<<<<
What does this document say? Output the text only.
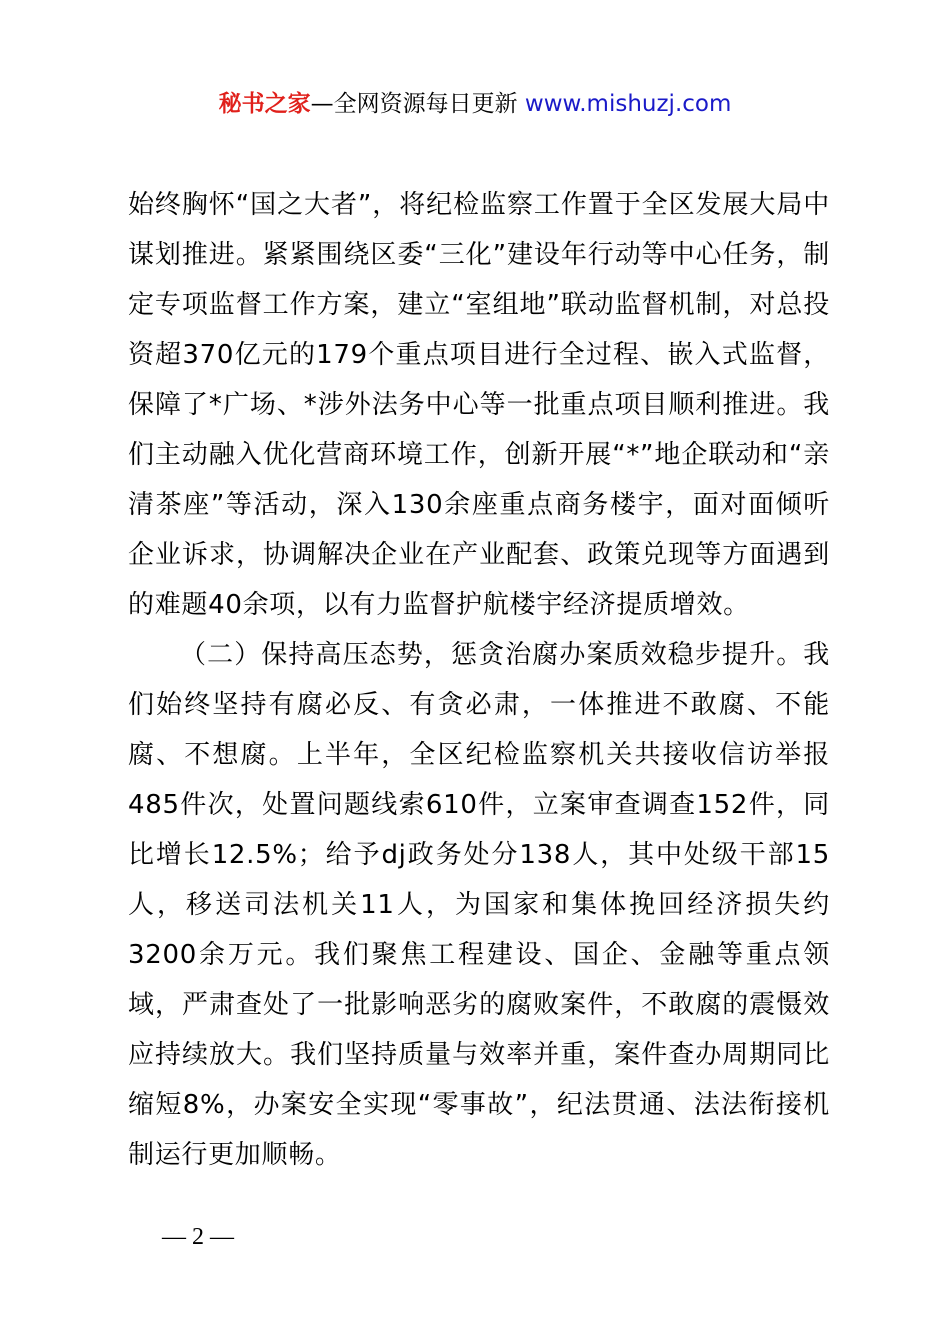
秘书之家—全网资源每日更新 www.mishuzj.com

始终胸怀“国之大者”，将纪检监察工作置于全区发展大局中谋划推进。紧紧围绕区委“三化”建设年行动等中心任务，制定专项监督工作方案，建立“室组地”联动监督机制，对总投资超370亿元的179个重点项目进行全过程、嵌入式监督，保障了*广场、*涉外法务中心等一批重点项目顺利推进。我们主动融入优化营商环境工作，创新开展“*”地企联动和“亲清茶座”等活动，深入130余座重点商务楼宇，面对面倾听企业诉求，协调解决企业在产业配套、政策兑现等方面遇到的难题40余项，以有力监督护航楼宇经济提质增效。

（二）保持高压态势，惩贪治腐办案质效稳步提升。我们始终坚持有腐必反、有贪必肃，一体推进不敢腐、不能腐、不想腐。上半年，全区纪检监察机关共接收信访举报485件次，处置问题线索610件，立案审查调查152件，同比增长12.5%；给予dj政务处分138人，其中处级干部15人，移送司法机关11人，为国家和集体挽回经济损失约3200余万元。我们聚焦工程建设、国企、金融等重点领域，严肃查处了一批影响恶劣的腐败案件，不敢腐的震慑效应持续放大。我们坚持质量与效率并重，案件查办周期同比缩短8%，办案安全实现“零事故”，纪法贯通、法法衔接机制运行更加顺畅。

— 2 —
>>>>
The exercise
All the material shown above is to be copied exactly, with no pictures carried over.

Exercise response
What does this document say? Output the text only.
秘书之家—全网资源每日更新 www.mishuzj.com

始终胸怀“国之大者”，将纪检监察工作置于全区发展大局中谋划推进。紧紧围绕区委“三化”建设年行动等中心任务，制定专项监督工作方案，建立“室组地”联动监督机制，对总投资超370亿元的179个重点项目进行全过程、嵌入式监督，保障了*广场、*涉外法务中心等一批重点项目顺利推进。我们主动融入优化营商环境工作，创新开展“*”地企联动和“亲清茶座”等活动，深入130余座重点商务楼宇，面对面倾听企业诉求，协调解决企业在产业配套、政策兑现等方面遇到的难题40余项，以有力监督护航楼宇经济提质增效。

（二）保持高压态势，惩贪治腐办案质效稳步提升。我们始终坚持有腐必反、有贪必肃，一体推进不敢腐、不能腐、不想腐。上半年，全区纪检监察机关共接收信访举报485件次，处置问题线索610件，立案审查调查152件，同比增长12.5%；给予dj政务处分138人，其中处级干部15人，移送司法机关11人，为国家和集体挽回经济损失约3200余万元。我们聚焦工程建设、国企、金融等重点领域，严肃查处了一批影响恶劣的腐败案件，不敢腐的震慑效应持续放大。我们坚持质量与效率并重，案件查办周期同比缩短8%，办案安全实现“零事故”，纪法贯通、法法衔接机制运行更加顺畅。

— 2 —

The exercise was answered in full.